Records from a collection of figures

>> Begin

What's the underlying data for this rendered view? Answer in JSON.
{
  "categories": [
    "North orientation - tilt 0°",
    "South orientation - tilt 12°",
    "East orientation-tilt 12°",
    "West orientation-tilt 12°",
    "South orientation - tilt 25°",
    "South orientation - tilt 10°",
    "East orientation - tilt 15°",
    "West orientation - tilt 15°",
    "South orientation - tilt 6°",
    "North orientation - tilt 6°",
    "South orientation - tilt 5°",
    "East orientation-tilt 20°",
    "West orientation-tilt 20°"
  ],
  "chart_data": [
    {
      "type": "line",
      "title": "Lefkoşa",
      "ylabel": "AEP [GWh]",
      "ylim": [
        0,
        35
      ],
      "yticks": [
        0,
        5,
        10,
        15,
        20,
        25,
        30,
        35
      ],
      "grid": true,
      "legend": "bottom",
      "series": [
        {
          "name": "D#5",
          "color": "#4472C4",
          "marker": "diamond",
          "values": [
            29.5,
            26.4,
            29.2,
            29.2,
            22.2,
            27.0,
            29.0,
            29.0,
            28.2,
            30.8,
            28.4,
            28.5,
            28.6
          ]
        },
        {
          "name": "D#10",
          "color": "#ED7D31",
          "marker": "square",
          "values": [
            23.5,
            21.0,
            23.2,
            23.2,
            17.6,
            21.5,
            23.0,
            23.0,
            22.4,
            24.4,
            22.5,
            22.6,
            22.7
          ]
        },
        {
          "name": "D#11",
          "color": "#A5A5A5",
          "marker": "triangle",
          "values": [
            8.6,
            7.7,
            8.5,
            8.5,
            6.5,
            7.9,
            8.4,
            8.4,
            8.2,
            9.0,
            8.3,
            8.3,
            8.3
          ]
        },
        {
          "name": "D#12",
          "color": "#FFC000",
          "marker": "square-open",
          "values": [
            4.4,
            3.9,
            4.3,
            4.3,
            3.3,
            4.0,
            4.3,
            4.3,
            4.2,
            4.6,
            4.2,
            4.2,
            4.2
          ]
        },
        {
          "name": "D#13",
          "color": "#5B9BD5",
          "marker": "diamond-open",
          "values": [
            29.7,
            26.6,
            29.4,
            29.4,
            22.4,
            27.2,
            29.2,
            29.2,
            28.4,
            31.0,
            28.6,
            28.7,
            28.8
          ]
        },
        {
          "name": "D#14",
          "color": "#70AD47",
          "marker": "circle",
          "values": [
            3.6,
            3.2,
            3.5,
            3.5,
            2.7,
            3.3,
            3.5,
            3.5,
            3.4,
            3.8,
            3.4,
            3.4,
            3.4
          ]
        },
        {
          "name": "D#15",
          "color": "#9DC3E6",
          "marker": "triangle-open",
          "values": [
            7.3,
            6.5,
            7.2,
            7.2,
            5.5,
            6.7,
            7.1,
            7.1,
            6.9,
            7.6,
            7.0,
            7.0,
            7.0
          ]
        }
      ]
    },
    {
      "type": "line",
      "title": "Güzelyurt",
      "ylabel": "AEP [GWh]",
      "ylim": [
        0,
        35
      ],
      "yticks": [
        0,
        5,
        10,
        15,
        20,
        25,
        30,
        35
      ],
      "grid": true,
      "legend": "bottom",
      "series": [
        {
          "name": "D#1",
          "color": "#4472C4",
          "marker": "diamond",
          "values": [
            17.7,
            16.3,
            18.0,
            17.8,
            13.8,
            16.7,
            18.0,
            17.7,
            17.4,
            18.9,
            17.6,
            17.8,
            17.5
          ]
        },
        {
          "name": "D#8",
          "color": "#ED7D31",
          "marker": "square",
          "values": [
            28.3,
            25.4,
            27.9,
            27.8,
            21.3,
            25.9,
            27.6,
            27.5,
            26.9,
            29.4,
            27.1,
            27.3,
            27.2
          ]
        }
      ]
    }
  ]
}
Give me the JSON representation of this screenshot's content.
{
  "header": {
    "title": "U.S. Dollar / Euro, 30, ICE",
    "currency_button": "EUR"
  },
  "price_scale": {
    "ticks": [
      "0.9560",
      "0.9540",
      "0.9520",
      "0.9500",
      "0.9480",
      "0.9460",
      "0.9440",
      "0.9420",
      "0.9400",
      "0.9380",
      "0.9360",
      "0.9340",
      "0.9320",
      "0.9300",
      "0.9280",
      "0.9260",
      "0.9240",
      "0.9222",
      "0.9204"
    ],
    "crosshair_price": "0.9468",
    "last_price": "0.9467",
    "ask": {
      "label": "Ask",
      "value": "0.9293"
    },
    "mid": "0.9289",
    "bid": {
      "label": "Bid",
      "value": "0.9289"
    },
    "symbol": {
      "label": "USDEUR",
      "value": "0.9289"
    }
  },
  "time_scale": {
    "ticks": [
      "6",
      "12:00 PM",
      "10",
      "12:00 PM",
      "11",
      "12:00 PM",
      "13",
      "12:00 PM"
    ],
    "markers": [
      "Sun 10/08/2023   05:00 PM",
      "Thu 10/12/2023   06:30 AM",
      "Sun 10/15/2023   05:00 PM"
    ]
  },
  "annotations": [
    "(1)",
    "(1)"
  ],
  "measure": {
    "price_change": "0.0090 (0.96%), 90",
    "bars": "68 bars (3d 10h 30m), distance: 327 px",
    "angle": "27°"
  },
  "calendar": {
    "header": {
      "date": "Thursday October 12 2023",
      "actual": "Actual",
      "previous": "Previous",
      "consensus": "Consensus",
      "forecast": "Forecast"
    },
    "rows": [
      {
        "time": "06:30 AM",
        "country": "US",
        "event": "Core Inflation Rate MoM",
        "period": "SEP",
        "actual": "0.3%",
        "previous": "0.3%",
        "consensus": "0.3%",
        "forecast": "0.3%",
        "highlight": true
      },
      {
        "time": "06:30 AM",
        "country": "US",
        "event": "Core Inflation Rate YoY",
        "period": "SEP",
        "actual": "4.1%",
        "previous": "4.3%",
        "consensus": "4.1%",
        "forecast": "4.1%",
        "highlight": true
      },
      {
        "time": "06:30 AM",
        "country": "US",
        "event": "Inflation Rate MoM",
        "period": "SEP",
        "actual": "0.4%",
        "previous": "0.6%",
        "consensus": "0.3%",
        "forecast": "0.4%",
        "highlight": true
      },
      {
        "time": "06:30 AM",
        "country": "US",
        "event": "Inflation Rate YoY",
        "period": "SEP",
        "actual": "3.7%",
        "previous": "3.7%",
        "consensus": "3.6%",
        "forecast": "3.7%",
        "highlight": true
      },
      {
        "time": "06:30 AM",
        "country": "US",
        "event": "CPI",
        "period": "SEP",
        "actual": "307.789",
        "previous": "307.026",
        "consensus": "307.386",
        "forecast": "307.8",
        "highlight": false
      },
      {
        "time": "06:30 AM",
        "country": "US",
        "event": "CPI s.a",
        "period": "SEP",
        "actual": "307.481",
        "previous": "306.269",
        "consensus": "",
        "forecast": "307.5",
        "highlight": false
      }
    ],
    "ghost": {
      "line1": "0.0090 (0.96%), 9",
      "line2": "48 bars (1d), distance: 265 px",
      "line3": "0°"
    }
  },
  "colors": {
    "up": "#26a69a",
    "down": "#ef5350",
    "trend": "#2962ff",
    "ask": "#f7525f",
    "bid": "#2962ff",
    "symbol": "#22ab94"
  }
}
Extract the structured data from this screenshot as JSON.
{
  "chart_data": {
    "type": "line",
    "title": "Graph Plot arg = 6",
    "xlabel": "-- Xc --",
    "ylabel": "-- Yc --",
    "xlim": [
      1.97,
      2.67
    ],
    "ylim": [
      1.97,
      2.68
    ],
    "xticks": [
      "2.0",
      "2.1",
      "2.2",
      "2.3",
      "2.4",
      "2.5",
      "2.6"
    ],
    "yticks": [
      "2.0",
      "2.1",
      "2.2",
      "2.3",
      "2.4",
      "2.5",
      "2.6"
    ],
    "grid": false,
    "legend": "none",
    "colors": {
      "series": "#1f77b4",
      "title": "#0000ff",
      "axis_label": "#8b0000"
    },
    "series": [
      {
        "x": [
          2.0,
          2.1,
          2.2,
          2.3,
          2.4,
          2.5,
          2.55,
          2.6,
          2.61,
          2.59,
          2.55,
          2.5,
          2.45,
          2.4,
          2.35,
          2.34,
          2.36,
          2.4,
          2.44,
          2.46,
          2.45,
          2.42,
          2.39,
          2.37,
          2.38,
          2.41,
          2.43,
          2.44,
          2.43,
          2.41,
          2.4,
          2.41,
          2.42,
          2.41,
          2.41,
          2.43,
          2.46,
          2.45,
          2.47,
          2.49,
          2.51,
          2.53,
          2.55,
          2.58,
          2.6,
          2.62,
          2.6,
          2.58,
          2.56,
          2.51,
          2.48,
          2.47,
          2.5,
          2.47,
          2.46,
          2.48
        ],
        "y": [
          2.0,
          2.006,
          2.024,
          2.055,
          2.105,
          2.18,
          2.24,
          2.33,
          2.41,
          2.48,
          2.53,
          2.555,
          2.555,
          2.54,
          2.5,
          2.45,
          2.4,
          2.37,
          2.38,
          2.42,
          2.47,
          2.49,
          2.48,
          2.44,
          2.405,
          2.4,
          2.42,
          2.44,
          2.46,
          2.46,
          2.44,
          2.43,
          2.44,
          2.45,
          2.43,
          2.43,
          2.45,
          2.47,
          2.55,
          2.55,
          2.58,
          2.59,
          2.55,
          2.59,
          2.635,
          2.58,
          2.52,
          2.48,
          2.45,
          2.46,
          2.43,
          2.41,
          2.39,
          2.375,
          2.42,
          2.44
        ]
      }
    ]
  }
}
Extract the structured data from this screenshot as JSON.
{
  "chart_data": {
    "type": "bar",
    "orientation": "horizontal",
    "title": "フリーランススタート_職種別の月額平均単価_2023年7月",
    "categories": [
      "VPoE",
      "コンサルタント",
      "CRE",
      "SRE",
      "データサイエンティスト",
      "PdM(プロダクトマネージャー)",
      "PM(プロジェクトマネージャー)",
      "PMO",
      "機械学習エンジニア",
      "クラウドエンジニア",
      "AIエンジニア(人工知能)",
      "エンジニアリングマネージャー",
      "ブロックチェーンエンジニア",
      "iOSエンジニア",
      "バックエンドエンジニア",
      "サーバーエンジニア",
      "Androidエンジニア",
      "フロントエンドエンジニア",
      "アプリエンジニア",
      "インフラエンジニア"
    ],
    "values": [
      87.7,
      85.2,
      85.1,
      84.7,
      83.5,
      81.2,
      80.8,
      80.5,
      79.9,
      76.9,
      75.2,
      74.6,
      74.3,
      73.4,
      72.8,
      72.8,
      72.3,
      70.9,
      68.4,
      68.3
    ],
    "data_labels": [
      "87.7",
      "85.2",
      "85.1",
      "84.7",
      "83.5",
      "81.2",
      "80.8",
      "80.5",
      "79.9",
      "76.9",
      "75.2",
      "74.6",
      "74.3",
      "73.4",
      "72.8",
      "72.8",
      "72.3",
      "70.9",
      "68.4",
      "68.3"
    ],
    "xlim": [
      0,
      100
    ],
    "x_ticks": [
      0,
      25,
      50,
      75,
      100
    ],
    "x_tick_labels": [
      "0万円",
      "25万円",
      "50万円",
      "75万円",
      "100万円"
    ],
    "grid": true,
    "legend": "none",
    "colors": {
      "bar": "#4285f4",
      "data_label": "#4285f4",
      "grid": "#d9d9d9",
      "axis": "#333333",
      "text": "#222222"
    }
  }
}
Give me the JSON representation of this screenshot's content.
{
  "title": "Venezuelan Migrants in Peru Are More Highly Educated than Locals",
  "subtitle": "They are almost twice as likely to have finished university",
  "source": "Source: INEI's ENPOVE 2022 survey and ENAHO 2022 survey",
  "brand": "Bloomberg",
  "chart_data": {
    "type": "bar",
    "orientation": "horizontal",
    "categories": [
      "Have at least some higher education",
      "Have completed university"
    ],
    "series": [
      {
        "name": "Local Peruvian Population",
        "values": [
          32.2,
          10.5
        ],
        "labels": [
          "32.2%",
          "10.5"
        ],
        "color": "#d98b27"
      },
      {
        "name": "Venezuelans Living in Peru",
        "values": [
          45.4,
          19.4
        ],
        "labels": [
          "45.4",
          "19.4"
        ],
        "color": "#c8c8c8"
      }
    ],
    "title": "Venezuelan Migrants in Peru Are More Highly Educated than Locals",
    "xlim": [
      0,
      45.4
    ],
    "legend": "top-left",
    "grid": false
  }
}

>> End

**Direction:** Show all lines above holding "Highly".

**Problem solution:**
  "title": "Venezuelan Migrants in Peru Are More Highly Educated than Locals",
    "title": "Venezuelan Migrants in Peru Are More Highly Educated than Locals",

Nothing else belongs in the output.